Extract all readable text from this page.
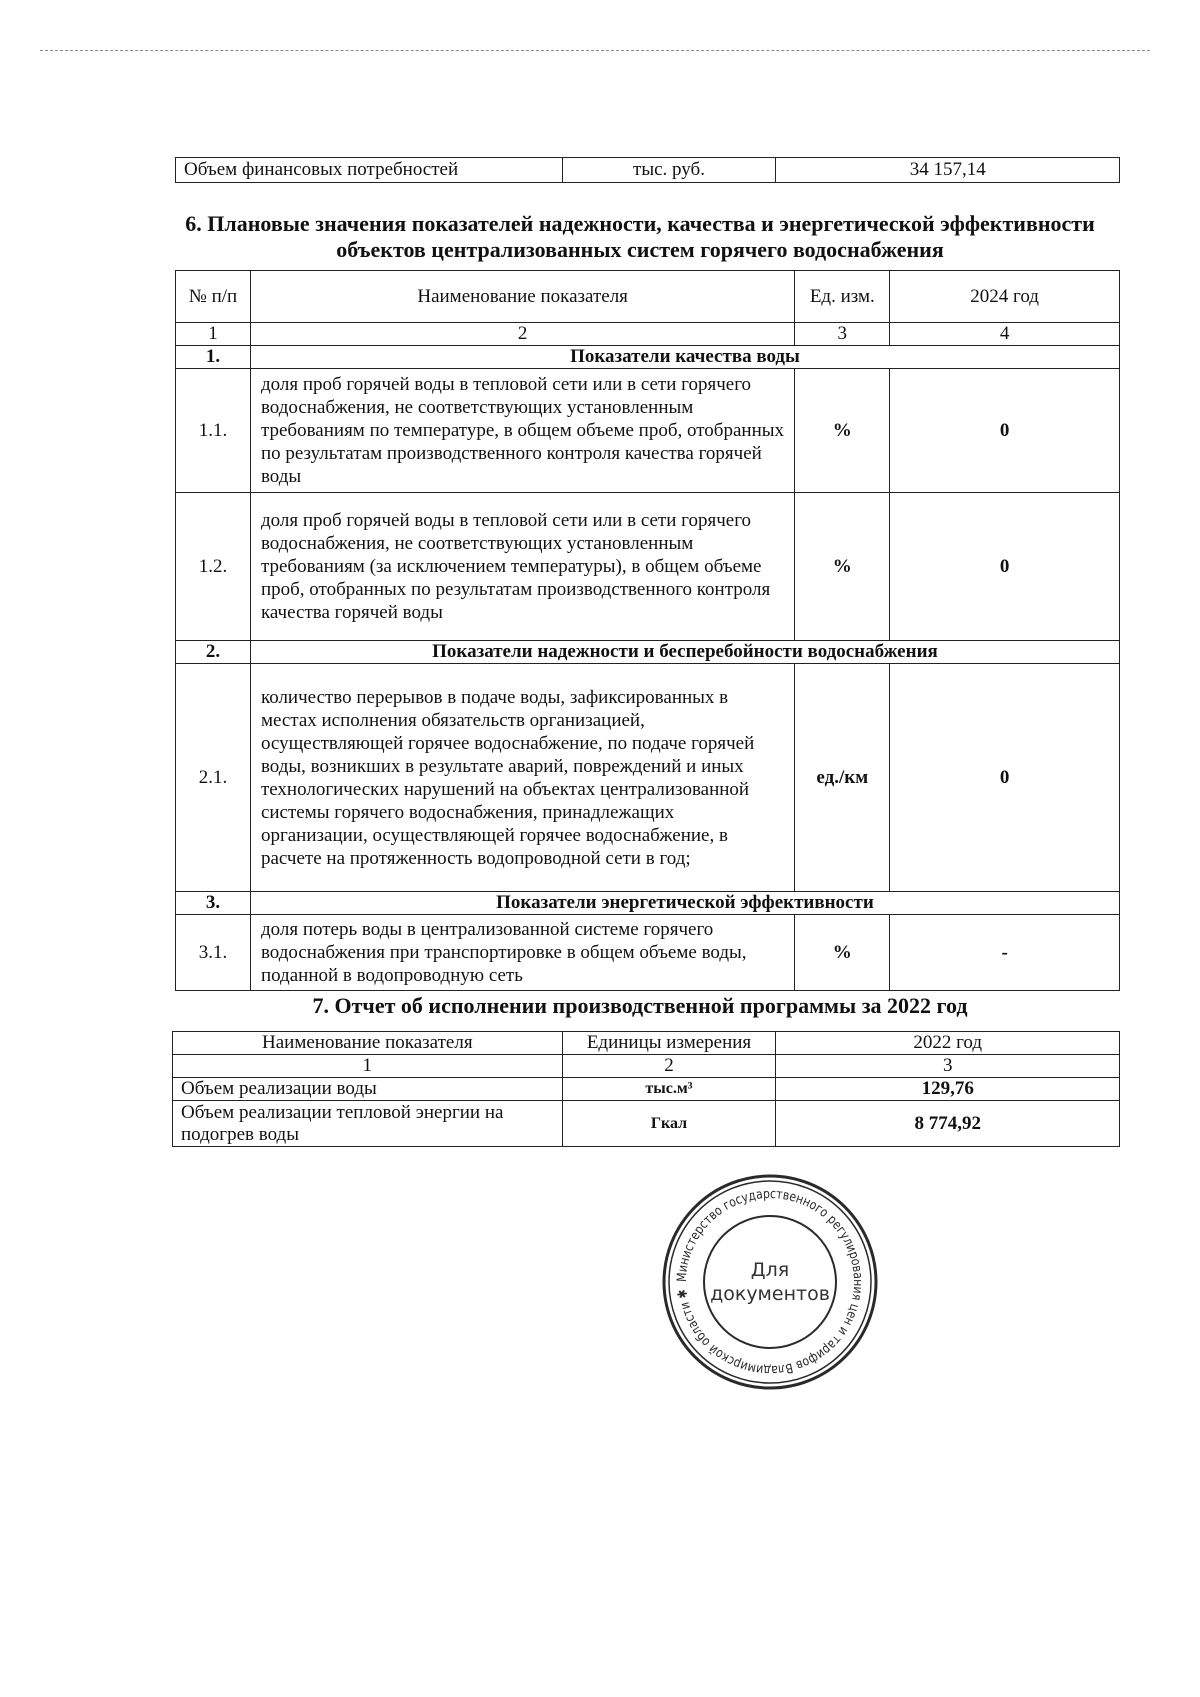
Объем финансовых потребностей	тыс. руб.	34 157,14
6. Плановые значения показателей надежности, качества и энергетической эффективности объектов централизованных систем горячего водоснабжения
№ п/п	Наименование показателя	Ед. изм.	2024 год
1	2	3	4
1.	Показатели качества воды		
1.1.	доля проб горячей воды в тепловой сети или в сети горячего водоснабжения, не соответствующих установленным требованиям по температуре, в общем объеме проб, отобранных по результатам производственного контроля качества горячей воды	%	0
1.2.	доля проб горячей воды в тепловой сети или в сети горячего водоснабжения, не соответствующих установленным требованиям (за исключением температуры), в общем объеме проб, отобранных по результатам производственного контроля качества горячей воды	%	0
2.	Показатели надежности и бесперебойности водоснабжения		
2.1.	количество перерывов в подаче воды, зафиксированных в местах исполнения обязательств организацией, осуществляющей горячее водоснабжение, по подаче горячей воды, возникших в результате аварий, повреждений и иных технологических нарушений на объектах централизованной системы горячего водоснабжения, принадлежащих организации, осуществляющей горячее водоснабжение, в расчете на протяженность водопроводной сети в год;	ед./км	0
3.	Показатели энергетической эффективности		
3.1.	доля потерь воды в централизованной системе горячего водоснабжения при транспортировке в общем объеме воды, поданной в водопроводную сеть	%	-
7. Отчет об исполнении производственной программы за 2022 год
Наименование показателя	Единицы измерения	2022 год
1	2	3
Объем реализации воды	тыс.м³	129,76
Объем реализации тепловой энергии на подогрев воды	Гкал	8 774,92
Министерство государственного регулирования цен и тарифов Владимирской области ✱
Для
документов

☆ ☆ ☆ ☆

> **Given task**
Transcribe all of the material exactly, leaving out whatever pictures it contains.

> **Answer to this task**
Extract all readable text from this page.
Объем финансовых потребностей	тыс. руб.	34 157,14
6. Плановые значения показателей надежности, качества и энергетической эффективности объектов централизованных систем горячего водоснабжения
№ п/п	Наименование показателя	Ед. изм.	2024 год
1	2	3	4
1.	Показатели качества воды		
1.1.	доля проб горячей воды в тепловой сети или в сети горячего водоснабжения, не соответствующих установленным требованиям по температуре, в общем объеме проб, отобранных по результатам производственного контроля качества горячей воды	%	0
1.2.	доля проб горячей воды в тепловой сети или в сети горячего водоснабжения, не соответствующих установленным требованиям (за исключением температуры), в общем объеме проб, отобранных по результатам производственного контроля качества горячей воды	%	0
2.	Показатели надежности и бесперебойности водоснабжения		
2.1.	количество перерывов в подаче воды, зафиксированных в местах исполнения обязательств организацией, осуществляющей горячее водоснабжение, по подаче горячей воды, возникших в результате аварий, повреждений и иных технологических нарушений на объектах централизованной системы горячего водоснабжения, принадлежащих организации, осуществляющей горячее водоснабжение, в расчете на протяженность водопроводной сети в год;	ед./км	0
3.	Показатели энергетической эффективности		
3.1.	доля потерь воды в централизованной системе горячего водоснабжения при транспортировке в общем объеме воды, поданной в водопроводную сеть	%	-
7. Отчет об исполнении производственной программы за 2022 год
Наименование показателя	Единицы измерения	2022 год
1	2	3
Объем реализации воды	тыс.м³	129,76
Объем реализации тепловой энергии на подогрев воды	Гкал	8 774,92
Министерство государственного регулирования цен и тарифов Владимирской области ✱
Для
документов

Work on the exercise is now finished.